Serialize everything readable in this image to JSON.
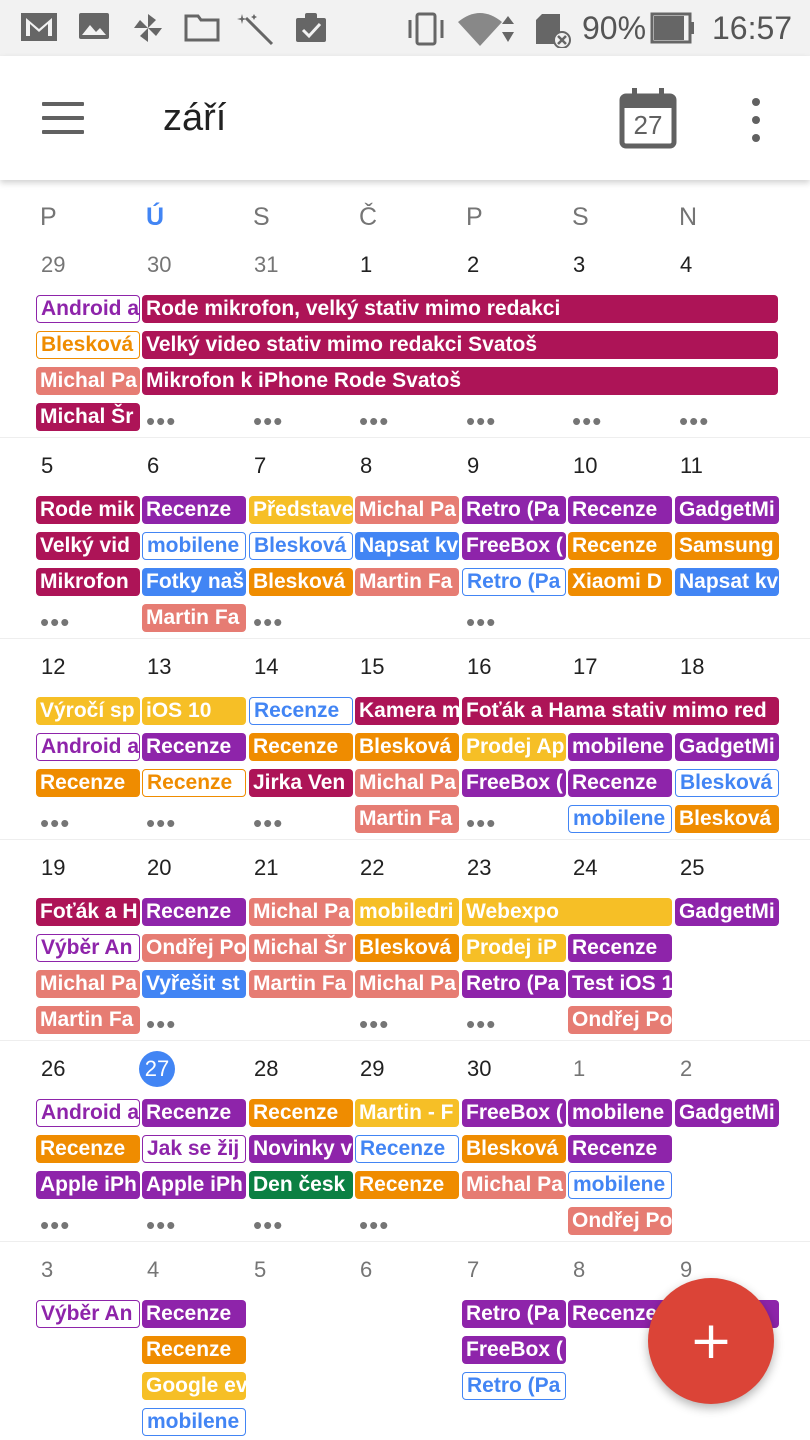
{
  "status": {
    "battery": "90%",
    "time": "16:57",
    "icons": [
      "gmail-icon",
      "image-icon",
      "pinwheel-icon",
      "folder-icon",
      "wand-icon",
      "clipboard-check-icon",
      "vibrate-icon",
      "wifi-icon",
      "sd-card-icon",
      "battery-icon"
    ]
  },
  "header": {
    "month": "září",
    "today_day": "27",
    "menu_icon": "hamburger-menu-icon",
    "more_icon": "more-vert-icon"
  },
  "weekdays": [
    "P",
    "Ú",
    "S",
    "Č",
    "P",
    "S",
    "N"
  ],
  "today_index": 1,
  "colors": {
    "crimson": "#AD1457",
    "purple": "#8E24AA",
    "orange": "#EF8C00",
    "salmon": "#E67C73",
    "blue": "#4285F4",
    "yellow": "#F6BF26",
    "teal": "#0B8043",
    "today": "#4285F4",
    "fab": "#DB4437"
  },
  "more_label": "•••",
  "fab_label": "+",
  "weeks": [
    {
      "days": [
        {
          "n": "29",
          "other": true
        },
        {
          "n": "30",
          "other": true
        },
        {
          "n": "31",
          "other": true
        },
        {
          "n": "1"
        },
        {
          "n": "2"
        },
        {
          "n": "3"
        },
        {
          "n": "4"
        }
      ],
      "events": [
        {
          "col": 0,
          "span": 1,
          "slot": 0,
          "text": "Android a",
          "color": "purple",
          "outline": true
        },
        {
          "col": 0,
          "span": 1,
          "slot": 1,
          "text": "Blesková",
          "color": "orange",
          "outline": true
        },
        {
          "col": 0,
          "span": 1,
          "slot": 2,
          "text": "Michal Pa",
          "color": "salmon"
        },
        {
          "col": 0,
          "span": 1,
          "slot": 3,
          "text": "Michal Šr",
          "color": "crimson"
        },
        {
          "col": 1,
          "span": 6,
          "slot": 0,
          "text": "Rode mikrofon, velký stativ mimo redakci",
          "color": "crimson"
        },
        {
          "col": 1,
          "span": 6,
          "slot": 1,
          "text": "Velký video stativ mimo redakci Svatoš",
          "color": "crimson"
        },
        {
          "col": 1,
          "span": 6,
          "slot": 2,
          "text": "Mikrofon k iPhone Rode Svatoš",
          "color": "crimson"
        }
      ],
      "more": [
        1,
        2,
        3,
        4,
        5,
        6
      ]
    },
    {
      "days": [
        {
          "n": "5"
        },
        {
          "n": "6"
        },
        {
          "n": "7"
        },
        {
          "n": "8"
        },
        {
          "n": "9"
        },
        {
          "n": "10"
        },
        {
          "n": "11"
        }
      ],
      "events": [
        {
          "col": 0,
          "span": 1,
          "slot": 0,
          "text": "Rode mik",
          "color": "crimson"
        },
        {
          "col": 0,
          "span": 1,
          "slot": 1,
          "text": "Velký vid",
          "color": "crimson"
        },
        {
          "col": 0,
          "span": 1,
          "slot": 2,
          "text": "Mikrofon",
          "color": "crimson"
        },
        {
          "col": 1,
          "span": 1,
          "slot": 0,
          "text": "Recenze",
          "color": "purple"
        },
        {
          "col": 1,
          "span": 1,
          "slot": 1,
          "text": "mobilene",
          "color": "blue",
          "outline": true
        },
        {
          "col": 1,
          "span": 1,
          "slot": 2,
          "text": "Fotky naš",
          "color": "blue"
        },
        {
          "col": 1,
          "span": 1,
          "slot": 3,
          "text": "Martin Fa",
          "color": "salmon"
        },
        {
          "col": 2,
          "span": 1,
          "slot": 0,
          "text": "Představe",
          "color": "yellow"
        },
        {
          "col": 2,
          "span": 1,
          "slot": 1,
          "text": "Blesková",
          "color": "blue",
          "outline": true
        },
        {
          "col": 2,
          "span": 1,
          "slot": 2,
          "text": "Blesková",
          "color": "orange"
        },
        {
          "col": 3,
          "span": 1,
          "slot": 0,
          "text": "Michal Pa",
          "color": "salmon"
        },
        {
          "col": 3,
          "span": 1,
          "slot": 1,
          "text": "Napsat kv",
          "color": "blue"
        },
        {
          "col": 3,
          "span": 1,
          "slot": 2,
          "text": "Martin Fa",
          "color": "salmon"
        },
        {
          "col": 4,
          "span": 1,
          "slot": 0,
          "text": "Retro (Pa",
          "color": "purple"
        },
        {
          "col": 4,
          "span": 1,
          "slot": 1,
          "text": "FreeBox (",
          "color": "purple"
        },
        {
          "col": 4,
          "span": 1,
          "slot": 2,
          "text": "Retro (Pa",
          "color": "blue",
          "outline": true
        },
        {
          "col": 5,
          "span": 1,
          "slot": 0,
          "text": "Recenze",
          "color": "purple"
        },
        {
          "col": 5,
          "span": 1,
          "slot": 1,
          "text": "Recenze",
          "color": "orange"
        },
        {
          "col": 5,
          "span": 1,
          "slot": 2,
          "text": "Xiaomi D",
          "color": "orange"
        },
        {
          "col": 6,
          "span": 1,
          "slot": 0,
          "text": "GadgetMi",
          "color": "purple"
        },
        {
          "col": 6,
          "span": 1,
          "slot": 1,
          "text": "Samsung",
          "color": "orange"
        },
        {
          "col": 6,
          "span": 1,
          "slot": 2,
          "text": "Napsat kv",
          "color": "blue"
        }
      ],
      "more": [
        0,
        2,
        4
      ]
    },
    {
      "days": [
        {
          "n": "12"
        },
        {
          "n": "13"
        },
        {
          "n": "14"
        },
        {
          "n": "15"
        },
        {
          "n": "16"
        },
        {
          "n": "17"
        },
        {
          "n": "18"
        }
      ],
      "events": [
        {
          "col": 0,
          "span": 1,
          "slot": 0,
          "text": "Výročí sp",
          "color": "yellow"
        },
        {
          "col": 0,
          "span": 1,
          "slot": 1,
          "text": "Android a",
          "color": "purple",
          "outline": true
        },
        {
          "col": 0,
          "span": 1,
          "slot": 2,
          "text": "Recenze",
          "color": "orange"
        },
        {
          "col": 1,
          "span": 1,
          "slot": 0,
          "text": "iOS 10",
          "color": "yellow"
        },
        {
          "col": 1,
          "span": 1,
          "slot": 1,
          "text": "Recenze",
          "color": "purple"
        },
        {
          "col": 1,
          "span": 1,
          "slot": 2,
          "text": "Recenze",
          "color": "orange",
          "outline": true
        },
        {
          "col": 2,
          "span": 1,
          "slot": 0,
          "text": "Recenze",
          "color": "blue",
          "outline": true
        },
        {
          "col": 2,
          "span": 1,
          "slot": 1,
          "text": "Recenze",
          "color": "orange"
        },
        {
          "col": 2,
          "span": 1,
          "slot": 2,
          "text": "Jirka Ven",
          "color": "crimson"
        },
        {
          "col": 3,
          "span": 1,
          "slot": 0,
          "text": "Kamera m",
          "color": "crimson"
        },
        {
          "col": 3,
          "span": 1,
          "slot": 1,
          "text": "Blesková",
          "color": "orange"
        },
        {
          "col": 3,
          "span": 1,
          "slot": 2,
          "text": "Michal Pa",
          "color": "salmon"
        },
        {
          "col": 3,
          "span": 1,
          "slot": 3,
          "text": "Martin Fa",
          "color": "salmon"
        },
        {
          "col": 4,
          "span": 3,
          "slot": 0,
          "text": "Foťák a Hama stativ mimo red",
          "color": "crimson"
        },
        {
          "col": 4,
          "span": 1,
          "slot": 1,
          "text": "Prodej Ap",
          "color": "yellow"
        },
        {
          "col": 4,
          "span": 1,
          "slot": 2,
          "text": "FreeBox (",
          "color": "purple"
        },
        {
          "col": 5,
          "span": 1,
          "slot": 1,
          "text": "mobilene",
          "color": "purple"
        },
        {
          "col": 5,
          "span": 1,
          "slot": 2,
          "text": "Recenze",
          "color": "purple"
        },
        {
          "col": 5,
          "span": 1,
          "slot": 3,
          "text": "mobilene",
          "color": "blue",
          "outline": true
        },
        {
          "col": 6,
          "span": 1,
          "slot": 1,
          "text": "GadgetMi",
          "color": "purple"
        },
        {
          "col": 6,
          "span": 1,
          "slot": 2,
          "text": "Blesková",
          "color": "blue",
          "outline": true
        },
        {
          "col": 6,
          "span": 1,
          "slot": 3,
          "text": "Blesková",
          "color": "orange"
        }
      ],
      "more": [
        0,
        1,
        2,
        4
      ]
    },
    {
      "days": [
        {
          "n": "19"
        },
        {
          "n": "20"
        },
        {
          "n": "21"
        },
        {
          "n": "22"
        },
        {
          "n": "23"
        },
        {
          "n": "24"
        },
        {
          "n": "25"
        }
      ],
      "events": [
        {
          "col": 0,
          "span": 1,
          "slot": 0,
          "text": "Foťák a H",
          "color": "crimson"
        },
        {
          "col": 0,
          "span": 1,
          "slot": 1,
          "text": "Výběr An",
          "color": "purple",
          "outline": true
        },
        {
          "col": 0,
          "span": 1,
          "slot": 2,
          "text": "Michal Pa",
          "color": "salmon"
        },
        {
          "col": 0,
          "span": 1,
          "slot": 3,
          "text": "Martin Fa",
          "color": "salmon"
        },
        {
          "col": 1,
          "span": 1,
          "slot": 0,
          "text": "Recenze",
          "color": "purple"
        },
        {
          "col": 1,
          "span": 1,
          "slot": 1,
          "text": "Ondřej Po",
          "color": "salmon"
        },
        {
          "col": 1,
          "span": 1,
          "slot": 2,
          "text": "Vyřešit st",
          "color": "blue"
        },
        {
          "col": 2,
          "span": 1,
          "slot": 0,
          "text": "Michal Pa",
          "color": "salmon"
        },
        {
          "col": 2,
          "span": 1,
          "slot": 1,
          "text": "Michal Šr",
          "color": "salmon"
        },
        {
          "col": 2,
          "span": 1,
          "slot": 2,
          "text": "Martin Fa",
          "color": "salmon"
        },
        {
          "col": 3,
          "span": 1,
          "slot": 0,
          "text": "mobiledri",
          "color": "yellow"
        },
        {
          "col": 3,
          "span": 1,
          "slot": 1,
          "text": "Blesková",
          "color": "orange"
        },
        {
          "col": 3,
          "span": 1,
          "slot": 2,
          "text": "Michal Pa",
          "color": "salmon"
        },
        {
          "col": 4,
          "span": 2,
          "slot": 0,
          "text": "Webexpo",
          "color": "yellow"
        },
        {
          "col": 4,
          "span": 1,
          "slot": 1,
          "text": "Prodej iP",
          "color": "yellow"
        },
        {
          "col": 4,
          "span": 1,
          "slot": 2,
          "text": "Retro (Pa",
          "color": "purple"
        },
        {
          "col": 5,
          "span": 1,
          "slot": 1,
          "text": "Recenze",
          "color": "purple"
        },
        {
          "col": 5,
          "span": 1,
          "slot": 2,
          "text": "Test iOS 1",
          "color": "purple"
        },
        {
          "col": 5,
          "span": 1,
          "slot": 3,
          "text": "Ondřej Po",
          "color": "salmon"
        },
        {
          "col": 6,
          "span": 1,
          "slot": 0,
          "text": "GadgetMi",
          "color": "purple"
        }
      ],
      "more": [
        1,
        3,
        4
      ]
    },
    {
      "days": [
        {
          "n": "26"
        },
        {
          "n": "27",
          "today": true
        },
        {
          "n": "28"
        },
        {
          "n": "29"
        },
        {
          "n": "30"
        },
        {
          "n": "1",
          "other": true
        },
        {
          "n": "2",
          "other": true
        }
      ],
      "events": [
        {
          "col": 0,
          "span": 1,
          "slot": 0,
          "text": "Android a",
          "color": "purple",
          "outline": true
        },
        {
          "col": 0,
          "span": 1,
          "slot": 1,
          "text": "Recenze",
          "color": "orange"
        },
        {
          "col": 0,
          "span": 1,
          "slot": 2,
          "text": "Apple iPh",
          "color": "purple"
        },
        {
          "col": 1,
          "span": 1,
          "slot": 0,
          "text": "Recenze",
          "color": "purple"
        },
        {
          "col": 1,
          "span": 1,
          "slot": 1,
          "text": "Jak se žij",
          "color": "purple",
          "outline": true
        },
        {
          "col": 1,
          "span": 1,
          "slot": 2,
          "text": "Apple iPh",
          "color": "purple"
        },
        {
          "col": 2,
          "span": 1,
          "slot": 0,
          "text": "Recenze",
          "color": "orange"
        },
        {
          "col": 2,
          "span": 1,
          "slot": 1,
          "text": "Novinky v",
          "color": "purple"
        },
        {
          "col": 2,
          "span": 1,
          "slot": 2,
          "text": "Den česk",
          "color": "teal"
        },
        {
          "col": 3,
          "span": 1,
          "slot": 0,
          "text": "Martin - F",
          "color": "yellow"
        },
        {
          "col": 3,
          "span": 1,
          "slot": 1,
          "text": "Recenze",
          "color": "blue",
          "outline": true
        },
        {
          "col": 3,
          "span": 1,
          "slot": 2,
          "text": "Recenze",
          "color": "orange"
        },
        {
          "col": 4,
          "span": 1,
          "slot": 0,
          "text": "FreeBox (",
          "color": "purple"
        },
        {
          "col": 4,
          "span": 1,
          "slot": 1,
          "text": "Blesková",
          "color": "orange"
        },
        {
          "col": 4,
          "span": 1,
          "slot": 2,
          "text": "Michal Pa",
          "color": "salmon"
        },
        {
          "col": 5,
          "span": 1,
          "slot": 0,
          "text": "mobilene",
          "color": "purple"
        },
        {
          "col": 5,
          "span": 1,
          "slot": 1,
          "text": "Recenze",
          "color": "purple"
        },
        {
          "col": 5,
          "span": 1,
          "slot": 2,
          "text": "mobilene",
          "color": "blue",
          "outline": true
        },
        {
          "col": 5,
          "span": 1,
          "slot": 3,
          "text": "Ondřej Po",
          "color": "salmon"
        },
        {
          "col": 6,
          "span": 1,
          "slot": 0,
          "text": "GadgetMi",
          "color": "purple"
        }
      ],
      "more": [
        0,
        1,
        2,
        3
      ]
    },
    {
      "days": [
        {
          "n": "3",
          "other": true
        },
        {
          "n": "4",
          "other": true
        },
        {
          "n": "5",
          "other": true
        },
        {
          "n": "6",
          "other": true
        },
        {
          "n": "7",
          "other": true
        },
        {
          "n": "8",
          "other": true
        },
        {
          "n": "9",
          "other": true
        }
      ],
      "events": [
        {
          "col": 0,
          "span": 1,
          "slot": 0,
          "text": "Výběr An",
          "color": "purple",
          "outline": true
        },
        {
          "col": 1,
          "span": 1,
          "slot": 0,
          "text": "Recenze",
          "color": "purple"
        },
        {
          "col": 1,
          "span": 1,
          "slot": 1,
          "text": "Recenze",
          "color": "orange"
        },
        {
          "col": 1,
          "span": 1,
          "slot": 2,
          "text": "Google ev",
          "color": "yellow"
        },
        {
          "col": 1,
          "span": 1,
          "slot": 3,
          "text": "mobilene",
          "color": "blue",
          "outline": true
        },
        {
          "col": 4,
          "span": 1,
          "slot": 0,
          "text": "Retro (Pa",
          "color": "purple"
        },
        {
          "col": 4,
          "span": 1,
          "slot": 1,
          "text": "FreeBox (",
          "color": "purple"
        },
        {
          "col": 4,
          "span": 1,
          "slot": 2,
          "text": "Retro (Pa",
          "color": "blue",
          "outline": true
        },
        {
          "col": 5,
          "span": 1,
          "slot": 0,
          "text": "Recenze",
          "color": "purple"
        },
        {
          "col": 6,
          "span": 1,
          "slot": 0,
          "text": "",
          "color": "purple"
        }
      ],
      "more": []
    }
  ]
}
§
STATED GOAL: Copy every line from the records above that contains the word "mimo".

SOLUTION BELOW:
          "text": "Rode mikrofon, velký stativ mimo redakci",
          "text": "Velký video stativ mimo redakci Svatoš",
          "text": "Foťák a Hama stativ mimo red",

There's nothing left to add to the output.